Collected data entries:
-- Start --

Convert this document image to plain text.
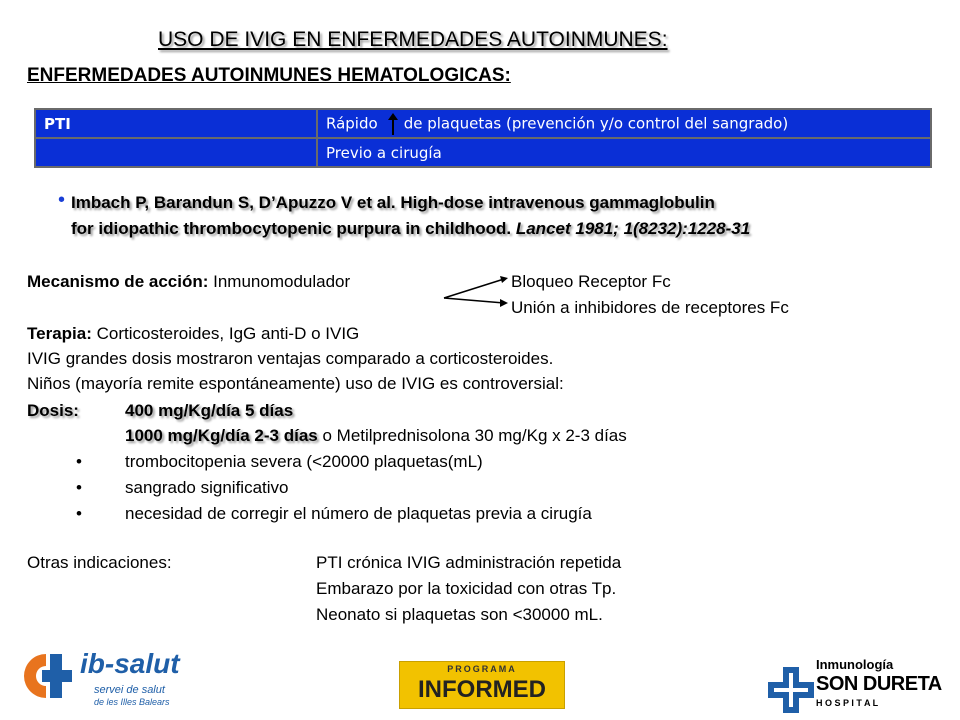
USO DE IVIG EN ENFERMEDADES AUTOINMUNES:
ENFERMEDADES AUTOINMUNES HEMATOLOGICAS:
PTI	Rápido de plaquetas (prevención y/o control del sangrado)
	Previo a cirugía
• Imbach P, Barandun S, D’Apuzzo V et al. High-dose intravenous gammaglobulin
for idiopathic thrombocytopenic purpura in childhood. Lancet 1981; 1(8232):1228-31
Mecanismo de acción: Inmunomodulador	Bloqueo Receptor Fc
Unión a inhibidores de receptores Fc
Terapia: Corticosteroides, IgG anti-D o IVIG
IVIG grandes dosis mostraron ventajas comparado a corticosteroides.
Niños (mayoría remite espontáneamente) uso de IVIG es controversial:
Dosis:	400 mg/Kg/día 5 días
1000 mg/Kg/día 2-3 días o Metilprednisolona 30 mg/Kg x 2-3 días
•	trombocitopenia severa (<20000 plaquetas(mL)
•	sangrado significativo
•	necesidad de corregir el número de plaquetas previa a cirugía
Otras indicaciones:	PTI crónica IVIG administración repetida
Embarazo por la toxicidad con otras Tp.
Neonato si plaquetas son <30000 mL.
ib-salut
servei de salut
de les Illes Balears
PROGRAMA
INFORMED
Inmunología
SON DURETA
H O S P I T A L
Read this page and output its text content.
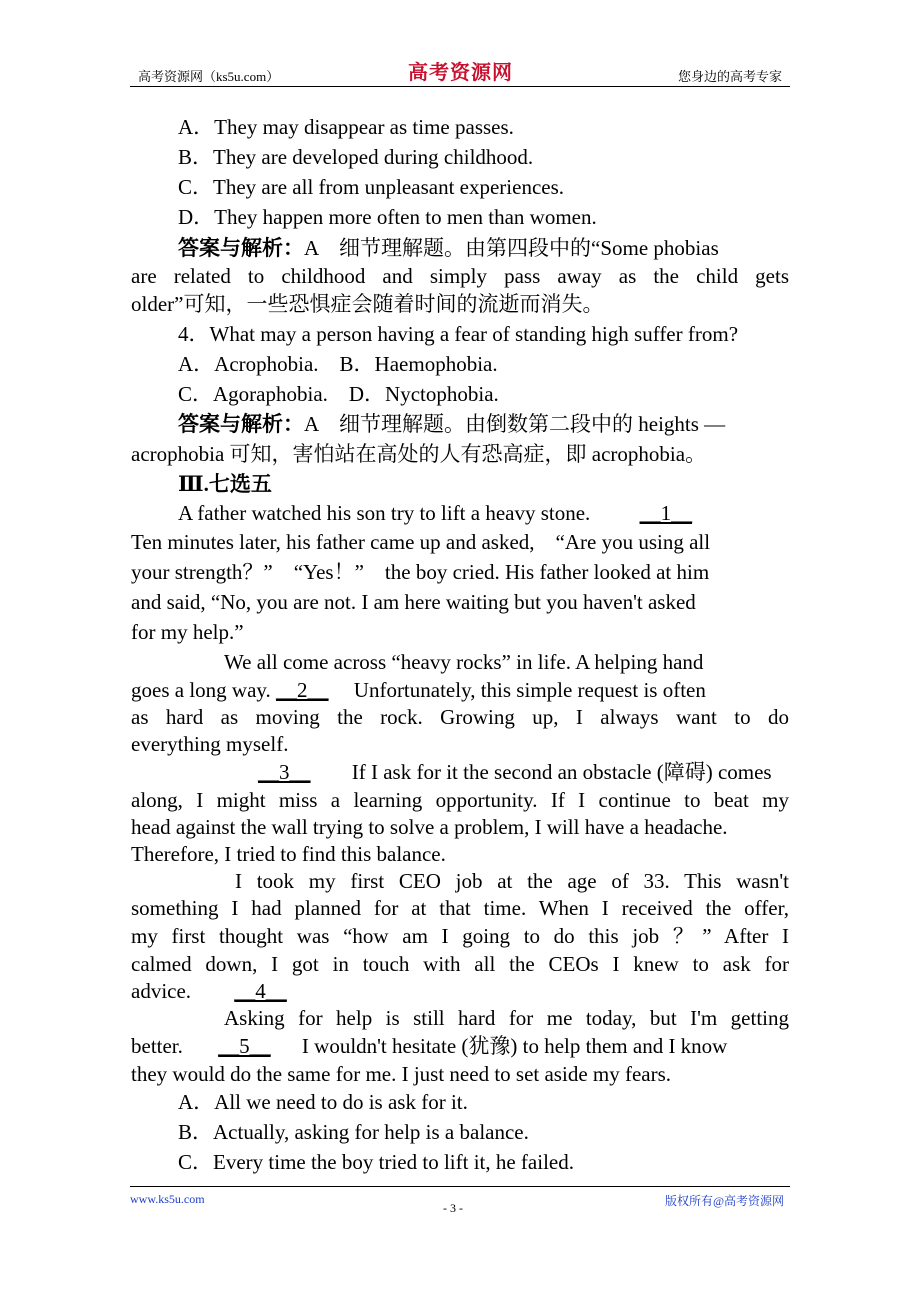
高考资源网（ks5u.com）	高考资源网	您身边的高考专家
A．They may disappear as time passes.
B．They are developed during childhood.
C．They are all from unpleasant experiences.
D．They happen more often to men than women.
答案与解析：A　细节理解题。由第四段中的“Some phobias
are related to childhood and simply pass away as the child gets
older”可知，一些恐惧症会随着时间的流逝而消失。
4．What may a person having a fear of standing high suffer from?
A．Acrophobia.　B．Haemophobia.
C．Agoraphobia.　D．Nyctophobia.
答案与解析：A　细节理解题。由倒数第二段中的 heights —
acrophobia 可知，害怕站在高处的人有恐高症，即 acrophobia。
Ⅲ.七选五
A father watched his son try to lift a heavy stone. __1__
Ten minutes later, his father came up and asked,　“Are you using all
your strength？”　“Yes！”　the boy cried. His father looked at him
and said, “No, you are not. I am here waiting but you haven't asked
for my help.”
We all come across “heavy rocks” in life. A helping hand
goes a long way. __2__ Unfortunately, this simple request is often
as hard as moving the rock. Growing up, I always want to do
everything myself.
__3__ If I ask for it the second an obstacle (障碍) comes
along, I might miss a learning opportunity. If I continue to beat my
head against the wall trying to solve a problem, I will have a headache.
Therefore, I tried to find this balance.
I took my first CEO job at the age of 33. This wasn't
something I had planned for at that time. When I received the offer,
my first thought was “how am I going to do this job ？” After I
calmed down, I got in touch with all the CEOs I knew to ask for
advice. __4__
Asking for help is still hard for me today, but I'm getting
better. __5__ I wouldn't hesitate (犹豫) to help them and I know
they would do the same for me. I just need to set aside my fears.
A．All we need to do is ask for it.
B．Actually, asking for help is a balance.
C．Every time the boy tried to lift it, he failed.
www.ks5u.com
- 3 -	版权所有@高考资源网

-- End --

Print the complete listing exactly, apart from any pictures.

Convert this document image to plain text.
USO DE IVIG EN ENFERMEDADES AUTOINMUNES:
ENFERMEDADES AUTOINMUNES HEMATOLOGICAS:
PTI	Rápido de plaquetas (prevención y/o control del sangrado)
	Previo a cirugía
• Imbach P, Barandun S, D’Apuzzo V et al. High-dose intravenous gammaglobulin
for idiopathic thrombocytopenic purpura in childhood. Lancet 1981; 1(8232):1228-31
Mecanismo de acción: Inmunomodulador	Bloqueo Receptor Fc
Unión a inhibidores de receptores Fc
Terapia: Corticosteroides, IgG anti-D o IVIG
IVIG grandes dosis mostraron ventajas comparado a corticosteroides.
Niños (mayoría remite espontáneamente) uso de IVIG es controversial:
Dosis:	400 mg/Kg/día 5 días
1000 mg/Kg/día 2-3 días o Metilprednisolona 30 mg/Kg x 2-3 días
•	trombocitopenia severa (<20000 plaquetas(mL)
•	sangrado significativo
•	necesidad de corregir el número de plaquetas previa a cirugía
Otras indicaciones:	PTI crónica IVIG administración repetida
Embarazo por la toxicidad con otras Tp.
Neonato si plaquetas son <30000 mL.
ib-salut
servei de salut
de les Illes Balears
PROGRAMA
INFORMED
Inmunología
SON DURETA
H O S P I T A L
Read this page and output its text content.
高考资源网（ks5u.com）	高考资源网	您身边的高考专家
A．They may disappear as time passes.
B．They are developed during childhood.
C．They are all from unpleasant experiences.
D．They happen more often to men than women.
答案与解析：A　细节理解题。由第四段中的“Some phobias
are related to childhood and simply pass away as the child gets
older”可知，一些恐惧症会随着时间的流逝而消失。
4．What may a person having a fear of standing high suffer from?
A．Acrophobia.　B．Haemophobia.
C．Agoraphobia.　D．Nyctophobia.
答案与解析：A　细节理解题。由倒数第二段中的 heights —
acrophobia 可知，害怕站在高处的人有恐高症，即 acrophobia。
Ⅲ.七选五
A father watched his son try to lift a heavy stone. __1__
Ten minutes later, his father came up and asked,　“Are you using all
your strength？”　“Yes！”　the boy cried. His father looked at him
and said, “No, you are not. I am here waiting but you haven't asked
for my help.”
We all come across “heavy rocks” in life. A helping hand
goes a long way. __2__ Unfortunately, this simple request is often
as hard as moving the rock. Growing up, I always want to do
everything myself.
__3__ If I ask for it the second an obstacle (障碍) comes
along, I might miss a learning opportunity. If I continue to beat my
head against the wall trying to solve a problem, I will have a headache.
Therefore, I tried to find this balance.
I took my first CEO job at the age of 33. This wasn't
something I had planned for at that time. When I received the offer,
my first thought was “how am I going to do this job ？” After I
calmed down, I got in touch with all the CEOs I knew to ask for
advice. __4__
Asking for help is still hard for me today, but I'm getting
better. __5__ I wouldn't hesitate (犹豫) to help them and I know
they would do the same for me. I just need to set aside my fears.
A．All we need to do is ask for it.
B．Actually, asking for help is a balance.
C．Every time the boy tried to lift it, he failed.
www.ks5u.com
- 3 -	版权所有@高考资源网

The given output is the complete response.